• **Dataset records**
——

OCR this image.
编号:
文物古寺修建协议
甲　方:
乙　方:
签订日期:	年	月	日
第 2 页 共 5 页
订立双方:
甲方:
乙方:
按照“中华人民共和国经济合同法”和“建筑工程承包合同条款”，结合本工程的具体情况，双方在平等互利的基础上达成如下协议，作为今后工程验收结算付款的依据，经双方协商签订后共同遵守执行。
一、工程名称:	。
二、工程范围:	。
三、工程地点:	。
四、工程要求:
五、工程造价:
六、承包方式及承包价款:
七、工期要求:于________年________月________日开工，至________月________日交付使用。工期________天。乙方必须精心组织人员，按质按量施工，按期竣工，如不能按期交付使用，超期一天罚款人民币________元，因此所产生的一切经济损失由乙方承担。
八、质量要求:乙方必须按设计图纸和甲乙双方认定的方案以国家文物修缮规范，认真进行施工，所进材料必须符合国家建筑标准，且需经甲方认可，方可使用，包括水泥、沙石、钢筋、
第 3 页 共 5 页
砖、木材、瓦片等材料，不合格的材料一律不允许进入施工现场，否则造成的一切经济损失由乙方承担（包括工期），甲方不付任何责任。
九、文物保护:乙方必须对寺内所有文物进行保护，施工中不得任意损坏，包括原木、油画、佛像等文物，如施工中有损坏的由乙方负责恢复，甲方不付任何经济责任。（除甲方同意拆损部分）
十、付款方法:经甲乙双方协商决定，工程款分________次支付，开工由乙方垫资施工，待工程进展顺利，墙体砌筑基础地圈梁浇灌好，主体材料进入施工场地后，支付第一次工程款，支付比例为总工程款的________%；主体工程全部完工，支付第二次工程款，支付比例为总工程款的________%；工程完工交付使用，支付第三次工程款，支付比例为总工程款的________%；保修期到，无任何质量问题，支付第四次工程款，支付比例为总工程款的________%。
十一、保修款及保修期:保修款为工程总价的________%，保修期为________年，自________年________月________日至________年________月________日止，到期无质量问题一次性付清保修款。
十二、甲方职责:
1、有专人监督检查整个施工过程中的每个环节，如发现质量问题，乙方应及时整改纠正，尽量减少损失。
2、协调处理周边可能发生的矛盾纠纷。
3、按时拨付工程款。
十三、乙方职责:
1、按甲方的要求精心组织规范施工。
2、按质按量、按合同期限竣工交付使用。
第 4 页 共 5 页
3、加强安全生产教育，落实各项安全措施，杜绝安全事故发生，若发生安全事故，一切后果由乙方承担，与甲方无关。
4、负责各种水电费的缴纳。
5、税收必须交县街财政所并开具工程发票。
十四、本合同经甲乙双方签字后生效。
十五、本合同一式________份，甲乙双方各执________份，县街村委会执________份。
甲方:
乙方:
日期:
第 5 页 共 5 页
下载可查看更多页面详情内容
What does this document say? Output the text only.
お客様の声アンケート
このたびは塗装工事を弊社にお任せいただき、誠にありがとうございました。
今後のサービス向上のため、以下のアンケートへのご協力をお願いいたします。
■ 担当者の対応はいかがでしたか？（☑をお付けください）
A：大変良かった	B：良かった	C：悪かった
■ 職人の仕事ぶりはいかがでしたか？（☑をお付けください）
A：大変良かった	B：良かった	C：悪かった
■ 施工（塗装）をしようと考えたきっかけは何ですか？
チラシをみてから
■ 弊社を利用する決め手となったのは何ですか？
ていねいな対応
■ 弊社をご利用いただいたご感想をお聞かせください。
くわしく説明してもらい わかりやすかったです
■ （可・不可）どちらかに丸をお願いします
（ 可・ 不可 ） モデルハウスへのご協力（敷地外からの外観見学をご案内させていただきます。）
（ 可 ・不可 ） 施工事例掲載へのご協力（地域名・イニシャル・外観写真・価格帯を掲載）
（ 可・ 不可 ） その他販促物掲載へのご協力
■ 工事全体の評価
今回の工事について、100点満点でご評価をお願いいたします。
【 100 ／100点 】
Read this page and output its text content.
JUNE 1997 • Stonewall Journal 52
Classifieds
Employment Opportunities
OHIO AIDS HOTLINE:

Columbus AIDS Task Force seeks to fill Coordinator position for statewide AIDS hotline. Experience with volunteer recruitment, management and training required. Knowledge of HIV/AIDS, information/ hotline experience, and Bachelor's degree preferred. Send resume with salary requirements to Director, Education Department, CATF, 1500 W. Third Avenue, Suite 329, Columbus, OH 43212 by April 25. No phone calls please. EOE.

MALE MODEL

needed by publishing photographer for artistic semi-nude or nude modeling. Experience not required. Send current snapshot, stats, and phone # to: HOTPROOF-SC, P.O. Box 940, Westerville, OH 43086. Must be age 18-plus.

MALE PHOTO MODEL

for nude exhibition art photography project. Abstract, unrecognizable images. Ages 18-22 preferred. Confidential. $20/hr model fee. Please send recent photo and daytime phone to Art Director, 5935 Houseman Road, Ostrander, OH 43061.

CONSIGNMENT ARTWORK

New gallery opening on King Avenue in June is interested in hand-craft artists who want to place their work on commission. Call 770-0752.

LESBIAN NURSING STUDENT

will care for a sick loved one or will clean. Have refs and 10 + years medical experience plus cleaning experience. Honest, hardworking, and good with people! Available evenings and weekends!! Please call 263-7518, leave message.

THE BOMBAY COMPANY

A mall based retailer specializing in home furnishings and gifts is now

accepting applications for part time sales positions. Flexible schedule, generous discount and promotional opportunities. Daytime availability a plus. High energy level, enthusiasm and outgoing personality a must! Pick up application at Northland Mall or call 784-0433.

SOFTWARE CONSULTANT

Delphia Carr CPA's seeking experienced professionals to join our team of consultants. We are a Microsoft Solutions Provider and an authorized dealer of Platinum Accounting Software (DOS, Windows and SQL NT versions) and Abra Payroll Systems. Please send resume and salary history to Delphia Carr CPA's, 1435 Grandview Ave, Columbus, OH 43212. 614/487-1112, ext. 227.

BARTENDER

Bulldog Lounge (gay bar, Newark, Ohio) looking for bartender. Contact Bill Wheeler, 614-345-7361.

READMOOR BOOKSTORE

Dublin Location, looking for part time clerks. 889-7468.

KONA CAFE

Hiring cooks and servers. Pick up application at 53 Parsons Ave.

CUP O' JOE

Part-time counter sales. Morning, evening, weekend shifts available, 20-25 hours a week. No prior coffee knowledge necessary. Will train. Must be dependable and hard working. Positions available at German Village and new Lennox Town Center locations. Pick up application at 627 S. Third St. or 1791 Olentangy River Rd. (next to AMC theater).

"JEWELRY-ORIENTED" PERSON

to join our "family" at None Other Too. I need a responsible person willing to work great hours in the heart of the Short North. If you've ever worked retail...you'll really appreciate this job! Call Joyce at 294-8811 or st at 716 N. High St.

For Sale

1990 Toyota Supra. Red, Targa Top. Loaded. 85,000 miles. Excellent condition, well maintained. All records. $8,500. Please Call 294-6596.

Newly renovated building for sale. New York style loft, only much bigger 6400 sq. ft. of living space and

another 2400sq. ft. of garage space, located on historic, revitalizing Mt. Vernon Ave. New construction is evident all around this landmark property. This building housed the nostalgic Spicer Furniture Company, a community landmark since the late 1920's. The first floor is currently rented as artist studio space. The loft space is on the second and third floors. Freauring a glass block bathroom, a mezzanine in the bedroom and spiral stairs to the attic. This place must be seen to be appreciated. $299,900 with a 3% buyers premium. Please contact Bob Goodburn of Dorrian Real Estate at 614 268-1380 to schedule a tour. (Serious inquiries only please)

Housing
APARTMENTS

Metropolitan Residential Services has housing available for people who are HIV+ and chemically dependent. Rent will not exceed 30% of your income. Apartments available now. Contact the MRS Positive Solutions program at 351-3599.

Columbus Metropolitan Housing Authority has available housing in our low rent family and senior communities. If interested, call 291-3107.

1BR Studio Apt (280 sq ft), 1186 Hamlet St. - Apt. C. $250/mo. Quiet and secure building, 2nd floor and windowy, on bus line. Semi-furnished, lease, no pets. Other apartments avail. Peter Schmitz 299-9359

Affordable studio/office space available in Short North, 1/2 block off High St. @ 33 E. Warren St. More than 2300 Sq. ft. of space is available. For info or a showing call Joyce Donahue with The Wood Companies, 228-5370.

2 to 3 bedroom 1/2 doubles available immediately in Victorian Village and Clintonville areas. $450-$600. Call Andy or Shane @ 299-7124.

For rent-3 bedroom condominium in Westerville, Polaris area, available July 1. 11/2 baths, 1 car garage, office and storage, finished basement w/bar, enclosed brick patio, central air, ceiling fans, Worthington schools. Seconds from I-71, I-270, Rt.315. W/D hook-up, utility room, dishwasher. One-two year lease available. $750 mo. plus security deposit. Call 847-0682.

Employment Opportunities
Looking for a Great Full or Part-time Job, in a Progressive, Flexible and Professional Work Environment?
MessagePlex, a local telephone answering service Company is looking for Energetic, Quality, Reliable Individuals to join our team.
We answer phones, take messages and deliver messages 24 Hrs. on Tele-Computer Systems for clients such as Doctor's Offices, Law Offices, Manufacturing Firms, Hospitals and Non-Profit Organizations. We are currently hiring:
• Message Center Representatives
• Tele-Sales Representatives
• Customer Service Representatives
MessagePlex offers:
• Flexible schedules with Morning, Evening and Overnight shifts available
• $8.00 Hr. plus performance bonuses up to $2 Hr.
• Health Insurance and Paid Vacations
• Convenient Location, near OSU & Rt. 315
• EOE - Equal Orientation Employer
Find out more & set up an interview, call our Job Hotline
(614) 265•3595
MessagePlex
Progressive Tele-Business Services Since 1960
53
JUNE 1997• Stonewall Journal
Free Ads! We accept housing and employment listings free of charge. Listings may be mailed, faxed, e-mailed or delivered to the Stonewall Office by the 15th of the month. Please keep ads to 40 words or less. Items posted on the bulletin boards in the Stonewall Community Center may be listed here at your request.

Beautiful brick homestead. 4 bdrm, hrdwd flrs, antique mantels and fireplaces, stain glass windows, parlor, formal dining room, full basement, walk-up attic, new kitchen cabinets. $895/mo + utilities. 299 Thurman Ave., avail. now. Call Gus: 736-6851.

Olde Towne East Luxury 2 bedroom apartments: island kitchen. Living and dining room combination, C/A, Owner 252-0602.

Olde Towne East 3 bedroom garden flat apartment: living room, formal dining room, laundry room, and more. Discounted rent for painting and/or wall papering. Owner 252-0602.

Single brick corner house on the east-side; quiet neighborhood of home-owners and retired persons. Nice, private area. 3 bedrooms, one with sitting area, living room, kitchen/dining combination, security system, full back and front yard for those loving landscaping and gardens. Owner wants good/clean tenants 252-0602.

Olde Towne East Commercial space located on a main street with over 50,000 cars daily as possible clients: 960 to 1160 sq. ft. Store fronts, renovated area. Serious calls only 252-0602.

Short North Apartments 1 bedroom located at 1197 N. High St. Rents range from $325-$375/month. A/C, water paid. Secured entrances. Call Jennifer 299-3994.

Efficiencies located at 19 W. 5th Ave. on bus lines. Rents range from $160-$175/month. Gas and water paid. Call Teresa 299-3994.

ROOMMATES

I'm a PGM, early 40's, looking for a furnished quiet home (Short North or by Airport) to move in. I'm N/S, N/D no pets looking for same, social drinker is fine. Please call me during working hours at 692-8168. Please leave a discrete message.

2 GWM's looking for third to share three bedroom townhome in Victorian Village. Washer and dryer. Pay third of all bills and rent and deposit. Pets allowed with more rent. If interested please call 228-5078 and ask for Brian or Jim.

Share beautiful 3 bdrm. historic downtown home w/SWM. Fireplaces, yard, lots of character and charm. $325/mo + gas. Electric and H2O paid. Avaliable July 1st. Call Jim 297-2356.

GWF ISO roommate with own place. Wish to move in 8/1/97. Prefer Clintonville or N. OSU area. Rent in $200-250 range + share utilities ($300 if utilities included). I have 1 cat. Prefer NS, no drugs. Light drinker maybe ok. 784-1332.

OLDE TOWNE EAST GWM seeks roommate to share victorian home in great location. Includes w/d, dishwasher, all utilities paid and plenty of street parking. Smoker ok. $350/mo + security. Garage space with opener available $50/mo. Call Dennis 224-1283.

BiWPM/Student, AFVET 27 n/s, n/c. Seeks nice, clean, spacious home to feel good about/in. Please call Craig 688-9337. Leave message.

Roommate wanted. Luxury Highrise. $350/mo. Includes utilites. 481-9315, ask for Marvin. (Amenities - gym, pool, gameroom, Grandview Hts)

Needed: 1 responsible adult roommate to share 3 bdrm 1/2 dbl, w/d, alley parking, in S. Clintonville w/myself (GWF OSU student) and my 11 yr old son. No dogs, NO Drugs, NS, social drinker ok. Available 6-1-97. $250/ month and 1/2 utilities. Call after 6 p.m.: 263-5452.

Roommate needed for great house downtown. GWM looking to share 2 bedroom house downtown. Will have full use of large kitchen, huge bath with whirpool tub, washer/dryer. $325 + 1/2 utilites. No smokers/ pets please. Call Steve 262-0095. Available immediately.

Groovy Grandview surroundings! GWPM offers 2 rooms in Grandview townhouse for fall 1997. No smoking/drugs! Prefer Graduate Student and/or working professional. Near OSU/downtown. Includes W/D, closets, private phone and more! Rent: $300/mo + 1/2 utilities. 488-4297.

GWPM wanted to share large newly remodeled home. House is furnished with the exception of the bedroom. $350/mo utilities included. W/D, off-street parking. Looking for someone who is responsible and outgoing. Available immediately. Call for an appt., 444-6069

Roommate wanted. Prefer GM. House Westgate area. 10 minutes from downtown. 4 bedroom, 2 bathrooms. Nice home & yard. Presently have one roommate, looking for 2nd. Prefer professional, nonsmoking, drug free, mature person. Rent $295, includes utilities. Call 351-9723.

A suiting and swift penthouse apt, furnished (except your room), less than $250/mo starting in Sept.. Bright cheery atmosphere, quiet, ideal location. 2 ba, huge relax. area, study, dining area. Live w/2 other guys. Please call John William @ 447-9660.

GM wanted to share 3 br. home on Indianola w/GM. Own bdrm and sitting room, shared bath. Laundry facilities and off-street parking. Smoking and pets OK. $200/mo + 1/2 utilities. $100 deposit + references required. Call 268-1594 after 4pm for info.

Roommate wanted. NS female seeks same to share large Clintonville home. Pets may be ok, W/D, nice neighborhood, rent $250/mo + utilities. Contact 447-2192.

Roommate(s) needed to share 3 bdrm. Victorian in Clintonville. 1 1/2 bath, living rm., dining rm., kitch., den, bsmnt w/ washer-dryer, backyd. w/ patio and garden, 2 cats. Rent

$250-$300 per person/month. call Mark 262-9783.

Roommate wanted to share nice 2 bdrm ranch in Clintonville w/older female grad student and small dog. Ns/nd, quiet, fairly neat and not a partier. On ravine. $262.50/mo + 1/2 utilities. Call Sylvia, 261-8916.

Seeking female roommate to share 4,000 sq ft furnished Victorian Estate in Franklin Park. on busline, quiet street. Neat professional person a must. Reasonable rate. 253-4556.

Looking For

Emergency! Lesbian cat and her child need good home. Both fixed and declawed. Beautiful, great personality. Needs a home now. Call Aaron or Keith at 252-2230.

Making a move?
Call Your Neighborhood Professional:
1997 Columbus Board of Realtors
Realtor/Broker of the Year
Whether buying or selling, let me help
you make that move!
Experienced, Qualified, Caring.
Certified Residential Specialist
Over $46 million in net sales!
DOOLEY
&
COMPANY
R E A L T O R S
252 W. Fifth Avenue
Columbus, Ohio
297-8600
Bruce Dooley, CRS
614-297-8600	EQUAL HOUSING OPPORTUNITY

——

Work out the number of lines above that include the string "Center" and write only that number.

• **Response to the exercise**
3